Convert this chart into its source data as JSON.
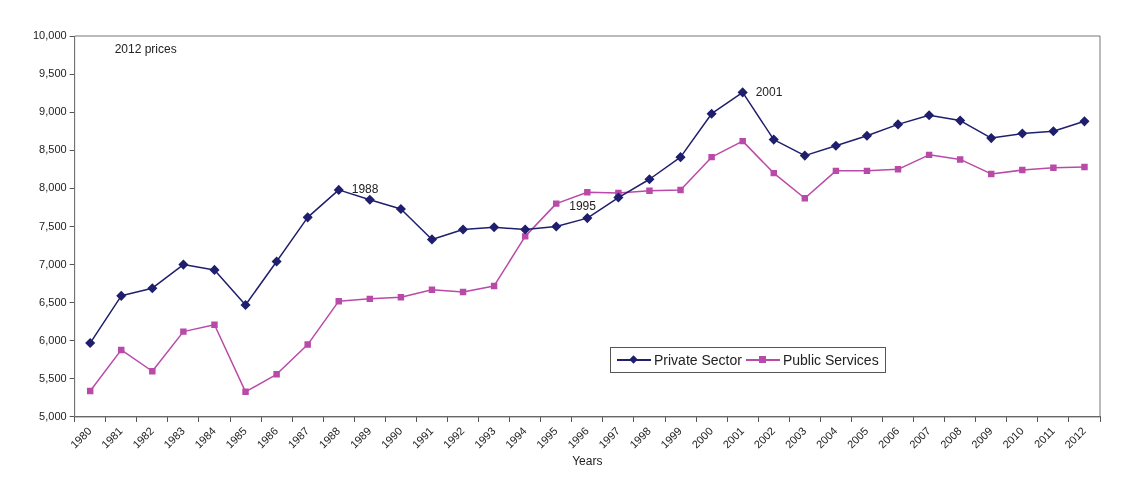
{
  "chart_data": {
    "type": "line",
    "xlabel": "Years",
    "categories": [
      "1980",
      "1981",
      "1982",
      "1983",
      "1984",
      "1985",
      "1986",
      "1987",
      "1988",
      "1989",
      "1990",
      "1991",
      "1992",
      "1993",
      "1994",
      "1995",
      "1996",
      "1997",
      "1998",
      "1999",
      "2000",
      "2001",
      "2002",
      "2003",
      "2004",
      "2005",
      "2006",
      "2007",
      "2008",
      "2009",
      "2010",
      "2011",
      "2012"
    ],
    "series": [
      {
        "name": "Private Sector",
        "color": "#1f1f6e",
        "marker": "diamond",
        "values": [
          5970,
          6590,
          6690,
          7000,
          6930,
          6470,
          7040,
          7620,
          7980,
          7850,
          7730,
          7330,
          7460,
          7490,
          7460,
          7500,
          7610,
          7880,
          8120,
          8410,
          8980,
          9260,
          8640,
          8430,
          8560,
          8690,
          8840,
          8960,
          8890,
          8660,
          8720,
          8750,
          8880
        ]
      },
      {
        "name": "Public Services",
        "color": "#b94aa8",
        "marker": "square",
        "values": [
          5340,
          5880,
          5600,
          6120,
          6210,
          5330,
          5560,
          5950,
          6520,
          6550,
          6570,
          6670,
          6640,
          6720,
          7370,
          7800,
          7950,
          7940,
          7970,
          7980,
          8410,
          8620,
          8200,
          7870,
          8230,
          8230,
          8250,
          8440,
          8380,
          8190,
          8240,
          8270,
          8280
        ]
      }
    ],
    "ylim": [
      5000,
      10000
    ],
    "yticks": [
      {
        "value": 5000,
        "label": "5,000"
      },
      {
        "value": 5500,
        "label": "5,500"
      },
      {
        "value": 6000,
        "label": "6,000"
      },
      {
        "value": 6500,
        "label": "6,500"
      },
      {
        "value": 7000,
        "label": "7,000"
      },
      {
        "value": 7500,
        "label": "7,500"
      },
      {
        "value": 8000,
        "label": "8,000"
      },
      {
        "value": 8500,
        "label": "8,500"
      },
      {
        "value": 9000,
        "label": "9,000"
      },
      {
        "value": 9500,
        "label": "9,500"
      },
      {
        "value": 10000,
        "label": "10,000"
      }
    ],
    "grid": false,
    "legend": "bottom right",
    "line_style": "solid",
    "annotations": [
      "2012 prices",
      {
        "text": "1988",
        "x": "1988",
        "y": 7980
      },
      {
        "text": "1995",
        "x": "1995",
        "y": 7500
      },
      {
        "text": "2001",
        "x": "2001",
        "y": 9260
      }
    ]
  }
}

______________________________

Given instruction:
Skipping the pictures, transcribe each line above exactly as it appears.

Complete answer:
Convert this chart into its source data as JSON.
{
  "chart_data": {
    "type": "line",
    "xlabel": "Years",
    "categories": [
      "1980",
      "1981",
      "1982",
      "1983",
      "1984",
      "1985",
      "1986",
      "1987",
      "1988",
      "1989",
      "1990",
      "1991",
      "1992",
      "1993",
      "1994",
      "1995",
      "1996",
      "1997",
      "1998",
      "1999",
      "2000",
      "2001",
      "2002",
      "2003",
      "2004",
      "2005",
      "2006",
      "2007",
      "2008",
      "2009",
      "2010",
      "2011",
      "2012"
    ],
    "series": [
      {
        "name": "Private Sector",
        "color": "#1f1f6e",
        "marker": "diamond",
        "values": [
          5970,
          6590,
          6690,
          7000,
          6930,
          6470,
          7040,
          7620,
          7980,
          7850,
          7730,
          7330,
          7460,
          7490,
          7460,
          7500,
          7610,
          7880,
          8120,
          8410,
          8980,
          9260,
          8640,
          8430,
          8560,
          8690,
          8840,
          8960,
          8890,
          8660,
          8720,
          8750,
          8880
        ]
      },
      {
        "name": "Public Services",
        "color": "#b94aa8",
        "marker": "square",
        "values": [
          5340,
          5880,
          5600,
          6120,
          6210,
          5330,
          5560,
          5950,
          6520,
          6550,
          6570,
          6670,
          6640,
          6720,
          7370,
          7800,
          7950,
          7940,
          7970,
          7980,
          8410,
          8620,
          8200,
          7870,
          8230,
          8230,
          8250,
          8440,
          8380,
          8190,
          8240,
          8270,
          8280
        ]
      }
    ],
    "ylim": [
      5000,
      10000
    ],
    "yticks": [
      {
        "value": 5000,
        "label": "5,000"
      },
      {
        "value": 5500,
        "label": "5,500"
      },
      {
        "value": 6000,
        "label": "6,000"
      },
      {
        "value": 6500,
        "label": "6,500"
      },
      {
        "value": 7000,
        "label": "7,000"
      },
      {
        "value": 7500,
        "label": "7,500"
      },
      {
        "value": 8000,
        "label": "8,000"
      },
      {
        "value": 8500,
        "label": "8,500"
      },
      {
        "value": 9000,
        "label": "9,000"
      },
      {
        "value": 9500,
        "label": "9,500"
      },
      {
        "value": 10000,
        "label": "10,000"
      }
    ],
    "grid": false,
    "legend": "bottom right",
    "line_style": "solid",
    "annotations": [
      "2012 prices",
      {
        "text": "1988",
        "x": "1988",
        "y": 7980
      },
      {
        "text": "1995",
        "x": "1995",
        "y": 7500
      },
      {
        "text": "2001",
        "x": "2001",
        "y": 9260
      }
    ]
  }
}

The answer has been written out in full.